[Records from a data collection]
......

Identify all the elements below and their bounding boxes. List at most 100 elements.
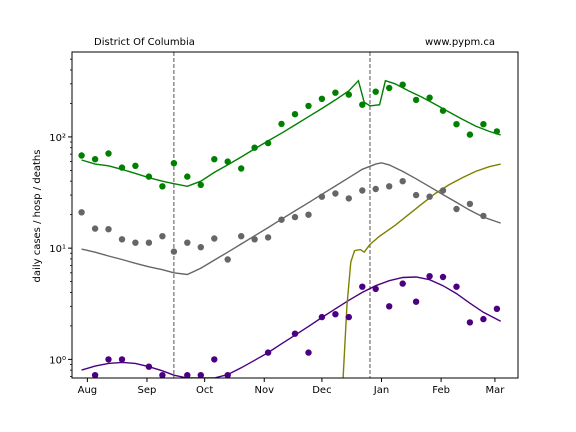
data-point-s2-18	[399, 280, 406, 287]
data-point-s0-20	[345, 91, 352, 98]
model-curve-1	[81, 162, 501, 276]
data-point-s1-19	[332, 190, 339, 197]
data-point-s2-21	[439, 273, 447, 281]
data-point-s1-16	[291, 213, 299, 221]
data-point-s0-31	[493, 128, 501, 135]
model-curve-2	[81, 276, 502, 378]
data-point-s0-24	[399, 81, 406, 88]
data-points	[78, 81, 501, 378]
data-point-s2-13	[332, 311, 339, 318]
data-point-s0-16	[291, 111, 299, 118]
data-point-s1-9	[197, 244, 204, 251]
data-point-s1-7	[170, 248, 178, 255]
data-point-s0-28	[453, 121, 460, 128]
data-point-s2-0	[91, 372, 99, 378]
data-point-s0-0	[78, 152, 85, 159]
y-tick-label-1: 10¹	[49, 244, 66, 255]
data-point-s0-22	[372, 88, 379, 95]
data-point-s1-23	[386, 183, 393, 190]
data-point-s1-30	[480, 212, 487, 220]
data-point-s1-12	[238, 233, 245, 240]
data-point-s0-18	[318, 95, 326, 103]
x-tick-label-1: Sep	[138, 385, 157, 396]
data-point-s2-9	[264, 349, 272, 356]
data-point-s1-28	[453, 205, 460, 213]
data-point-s2-25	[493, 305, 501, 312]
data-point-s2-22	[453, 283, 460, 290]
x-tick-label-4: Dec	[312, 385, 331, 396]
data-point-s0-4	[132, 162, 139, 169]
x-tick-label-6: Feb	[432, 385, 450, 396]
data-point-s0-25	[412, 96, 420, 104]
data-point-s2-5	[184, 372, 191, 378]
data-point-s1-13	[251, 236, 258, 243]
data-point-s0-3	[118, 164, 126, 171]
data-point-s2-7	[211, 356, 218, 363]
data-point-s0-8	[184, 173, 191, 180]
data-point-s1-4	[132, 239, 139, 246]
data-point-s2-11	[305, 349, 312, 356]
data-point-s0-10	[211, 156, 218, 163]
data-point-s1-3	[118, 236, 126, 243]
data-point-s0-12	[238, 165, 245, 172]
data-point-s1-25	[412, 191, 420, 199]
data-point-s1-10	[211, 235, 218, 242]
y-tick-label-2: 10²	[49, 133, 66, 144]
data-point-s1-29	[466, 200, 474, 208]
model-curves	[81, 79, 502, 378]
data-point-s0-2	[105, 150, 112, 157]
data-point-s1-8	[184, 239, 191, 246]
data-point-s1-6	[159, 233, 166, 240]
data-point-s0-9	[197, 181, 204, 189]
data-point-s1-22	[372, 185, 379, 193]
data-point-s0-19	[332, 89, 339, 96]
model-curve-3	[342, 163, 501, 378]
data-point-s0-26	[426, 94, 433, 101]
x-tick-label-2: Oct	[196, 385, 213, 396]
data-point-s1-15	[278, 216, 285, 223]
data-point-s2-2	[118, 356, 126, 363]
data-point-s2-19	[412, 298, 420, 305]
data-point-s0-6	[159, 183, 166, 190]
data-point-s2-3	[145, 363, 153, 370]
data-point-s1-21	[359, 187, 366, 194]
x-tick-label-5: Jan	[373, 385, 389, 396]
y-tick-label-0: 10⁰	[49, 355, 66, 366]
data-point-s1-17	[305, 211, 312, 218]
data-point-s0-15	[278, 120, 285, 128]
data-point-s1-24	[399, 178, 406, 185]
x-axis: Aug Sep Oct Nov Dec Jan Feb Mar	[78, 378, 505, 396]
model-curve-0	[81, 79, 501, 188]
chart-title-left: District Of Columbia	[94, 37, 195, 48]
data-point-s0-1	[91, 156, 99, 163]
data-point-s0-13	[251, 144, 258, 151]
data-point-s2-6	[197, 372, 204, 378]
x-tick-label-0: Aug	[78, 385, 98, 396]
data-point-s2-24	[480, 315, 487, 323]
data-point-s0-14	[264, 139, 272, 147]
data-point-s2-23	[466, 319, 474, 326]
data-point-s2-1	[105, 356, 112, 363]
chart-title-right: www.pypm.ca	[425, 37, 495, 48]
data-point-s2-15	[359, 283, 366, 290]
data-point-s0-21	[359, 101, 366, 108]
data-point-s2-17	[386, 303, 393, 310]
data-point-s1-20	[345, 195, 352, 202]
data-point-s1-18	[318, 193, 326, 200]
x-tick-label-3: Nov	[254, 385, 274, 396]
y-axis: 10⁰ 10¹ 10²	[49, 58, 72, 377]
data-point-s1-14	[264, 234, 272, 241]
data-point-s0-23	[386, 84, 393, 92]
data-point-s0-27	[439, 107, 447, 114]
data-point-s2-16	[372, 285, 379, 293]
data-point-s2-8	[224, 372, 231, 378]
x-tick-label-7: Mar	[485, 385, 505, 396]
data-point-s0-30	[480, 121, 487, 128]
data-point-s1-11	[224, 256, 231, 263]
data-point-s2-12	[318, 313, 326, 321]
data-point-s0-7	[170, 160, 178, 167]
plot-lines	[173, 52, 371, 378]
data-point-s0-5	[145, 173, 153, 180]
data-point-s1-2	[105, 226, 112, 233]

......

Pick out every line of the listing above that contains the string "chart", treating uppercase and lowercase as different, and copy each such line.

Finished exercise
chart-title-left: District Of Columbia	[94, 37, 195, 48]
chart-title-right: www.pypm.ca	[425, 37, 495, 48]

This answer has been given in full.